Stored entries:

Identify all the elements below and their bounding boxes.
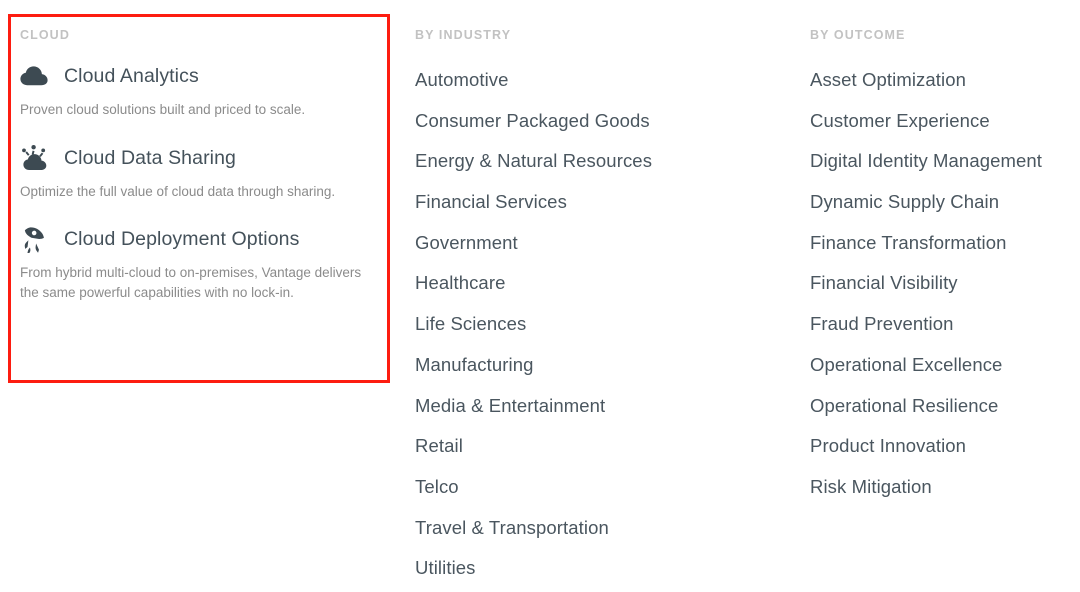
outcome-link[interactable]: Customer Experience (810, 109, 1080, 150)
industry-link[interactable]: Retail (415, 434, 785, 475)
cloud-menu-item-head[interactable]: Cloud Analytics (20, 59, 392, 93)
outcome-link[interactable]: Financial Visibility (810, 271, 1080, 312)
cloud-menu-item-head[interactable]: Cloud Deployment Options (20, 222, 392, 256)
outcome-link[interactable]: Dynamic Supply Chain (810, 190, 1080, 231)
outcome-link[interactable]: Operational Resilience (810, 394, 1080, 435)
cloud-data-sharing-icon (20, 142, 64, 174)
outcome-link[interactable]: Risk Mitigation (810, 475, 1080, 516)
cloud-menu-item-title: Cloud Data Sharing (64, 147, 236, 169)
outcome-link[interactable]: Digital Identity Management (810, 149, 1080, 190)
outcome-column-heading: BY OUTCOME (810, 28, 906, 42)
industry-link[interactable]: Government (415, 231, 785, 272)
industry-link[interactable]: Automotive (415, 68, 785, 109)
industry-link-list: Automotive Consumer Packaged Goods Energ… (415, 68, 785, 592)
industry-link[interactable]: Manufacturing (415, 353, 785, 394)
industry-column: BY INDUSTRY Automotive Consumer Packaged… (415, 0, 785, 592)
rocket-icon (20, 223, 64, 255)
outcome-link[interactable]: Asset Optimization (810, 68, 1080, 109)
cloud-menu-item[interactable]: Cloud Data Sharing Optimize the full val… (20, 141, 392, 202)
cloud-menu-item-head[interactable]: Cloud Data Sharing (20, 141, 392, 175)
outcome-link[interactable]: Product Innovation (810, 434, 1080, 475)
industry-link[interactable]: Media & Entertainment (415, 394, 785, 435)
cloud-menu-item[interactable]: Cloud Deployment Options From hybrid mul… (20, 222, 392, 303)
outcome-column: BY OUTCOME Asset Optimization Customer E… (810, 0, 1080, 516)
outcome-link-list: Asset Optimization Customer Experience D… (810, 68, 1080, 516)
outcome-link[interactable]: Finance Transformation (810, 231, 1080, 272)
cloud-column: CLOUD Cloud Analytics Proven cloud solut… (20, 0, 392, 303)
mega-menu-panel: CLOUD Cloud Analytics Proven cloud solut… (0, 0, 1080, 592)
cloud-menu-item-title: Cloud Analytics (64, 65, 199, 87)
cloud-item-list: Cloud Analytics Proven cloud solutions b… (20, 59, 392, 303)
outcome-link[interactable]: Operational Excellence (810, 353, 1080, 394)
cloud-menu-item[interactable]: Cloud Analytics Proven cloud solutions b… (20, 59, 392, 120)
cloud-icon (20, 60, 64, 92)
industry-link[interactable]: Life Sciences (415, 312, 785, 353)
cloud-menu-item-description: From hybrid multi-cloud to on-premises, … (20, 265, 362, 300)
industry-link[interactable]: Consumer Packaged Goods (415, 109, 785, 150)
industry-link[interactable]: Utilities (415, 556, 785, 592)
cloud-menu-item-description: Proven cloud solutions built and priced … (20, 102, 306, 117)
industry-column-heading: BY INDUSTRY (415, 28, 512, 42)
industry-link[interactable]: Travel & Transportation (415, 516, 785, 557)
industry-link[interactable]: Healthcare (415, 271, 785, 312)
cloud-menu-item-description: Optimize the full value of cloud data th… (20, 184, 336, 199)
cloud-column-heading: CLOUD (20, 28, 70, 42)
industry-link[interactable]: Financial Services (415, 190, 785, 231)
industry-link[interactable]: Energy & Natural Resources (415, 149, 785, 190)
industry-link[interactable]: Telco (415, 475, 785, 516)
outcome-link[interactable]: Fraud Prevention (810, 312, 1080, 353)
cloud-menu-item-title: Cloud Deployment Options (64, 228, 300, 250)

◆ **GIVEN PROBLEM**
Convert every line of the items above into a JSON list of strings, one string per line, with blank lines and pictures omitted.

◆ **WRITTEN SOLUTION**
[
  "Identify all the elements below and their bounding boxes.",
  "outcome-link[interactable]: Customer Experience (810, 109, 1080, 150)",
  "industry-link[interactable]: Retail (415, 434, 785, 475)",
  "cloud-menu-item-head[interactable]: Cloud Analytics (20, 59, 392, 93)",
  "outcome-link[interactable]: Financial Visibility (810, 271, 1080, 312)",
  "cloud-menu-item-head[interactable]: Cloud Deployment Options (20, 222, 392, 256)",
  "outcome-link[interactable]: Dynamic Supply Chain (810, 190, 1080, 231)",
  "outcome-link[interactable]: Operational Resilience (810, 394, 1080, 435)",
  "cloud-data-sharing-icon (20, 142, 64, 174)",
  "outcome-link[interactable]: Risk Mitigation (810, 475, 1080, 516)",
  "cloud-menu-item-title: Cloud Data Sharing (64, 147, 236, 169)",
  "outcome-link[interactable]: Digital Identity Management (810, 149, 1080, 190)",
  "outcome-column-heading: BY OUTCOME (810, 28, 906, 42)",
  "industry-link[interactable]: Government (415, 231, 785, 272)",
  "industry-link[interactable]: Automotive (415, 68, 785, 109)",
  "industry-link-list: Automotive Consumer Packaged Goods Energ… (415, 68, 785, 592)",
  "industry-link[interactable]: Manufacturing (415, 353, 785, 394)",
  "industry-column: BY INDUSTRY Automotive Consumer Packaged… (415, 0, 785, 592)",
  "rocket-icon (20, 223, 64, 255)",
  "outcome-link[interactable]: Asset Optimization (810, 68, 1080, 109)",
  "cloud-menu-item[interactable]: Cloud Data Sharing Optimize the full val… (20, 141, 392, 202)",
  "cloud-menu-item-head[interactable]: Cloud Data Sharing (20, 141, 392, 175)",
  "outcome-link[interactable]: Product Innovation (810, 434, 1080, 475)",
  "industry-link[interactable]: Media & Entertainment (415, 394, 785, 435)",
  "cloud-menu-item[interactable]: Cloud Deployment Options From hybrid mul… (20, 222, 392, 303)",
  "outcome-column: BY OUTCOME Asset Optimization Customer E… (810, 0, 1080, 516)",
  "outcome-link-list: Asset Optimization Customer Experience D… (810, 68, 1080, 516)",
  "outcome-link[interactable]: Finance Transformation (810, 231, 1080, 272)",
  "cloud-column: CLOUD Cloud Analytics Proven cloud solut… (20, 0, 392, 303)",
  "mega-menu-panel: CLOUD Cloud Analytics Proven cloud solut… (0, 0, 1080, 592)",
  "cloud-menu-item-title: Cloud Analytics (64, 65, 199, 87)",
  "cloud-item-list: Cloud Analytics Proven cloud solutions b… (20, 59, 392, 303)",
  "outcome-link[interactable]: Operational Excellence (810, 353, 1080, 394)",
  "cloud-menu-item[interactable]: Cloud Analytics Proven cloud solutions b… (20, 59, 392, 120)",
  "cloud-icon (20, 60, 64, 92)",
  "industry-link[interactable]: Life Sciences (415, 312, 785, 353)",
  "cloud-menu-item-description: From hybrid multi-cloud to on-premises, … (20, 265, 362, 300)",
  "industry-link[interactable]: Consumer Packaged Goods (415, 109, 785, 150)",
  "industry-link[interactable]: Utilities (415, 556, 785, 592)",
  "cloud-menu-item-description: Proven cloud solutions built and priced … (20, 102, 306, 117)",
  "industry-column-heading: BY INDUSTRY (415, 28, 512, 42)",
  "industry-link[interactable]: Travel & Transportation (415, 516, 785, 557)",
  "industry-link[interactable]: Healthcare (415, 271, 785, 312)",
  "cloud-menu-item-description: Optimize the full value of cloud data th… (20, 184, 336, 199)",
  "cloud-column-heading: CLOUD (20, 28, 70, 42)",
  "industry-link[interactable]: Financial Services (415, 190, 785, 231)",
  "industry-link[interactable]: Energy & Natural Resources (415, 149, 785, 190)",
  "industry-link[interactable]: Telco (415, 475, 785, 516)",
  "outcome-link[interactable]: Fraud Prevention (810, 312, 1080, 353)",
  "cloud-menu-item-title: Cloud Deployment Options (64, 228, 300, 250)"
]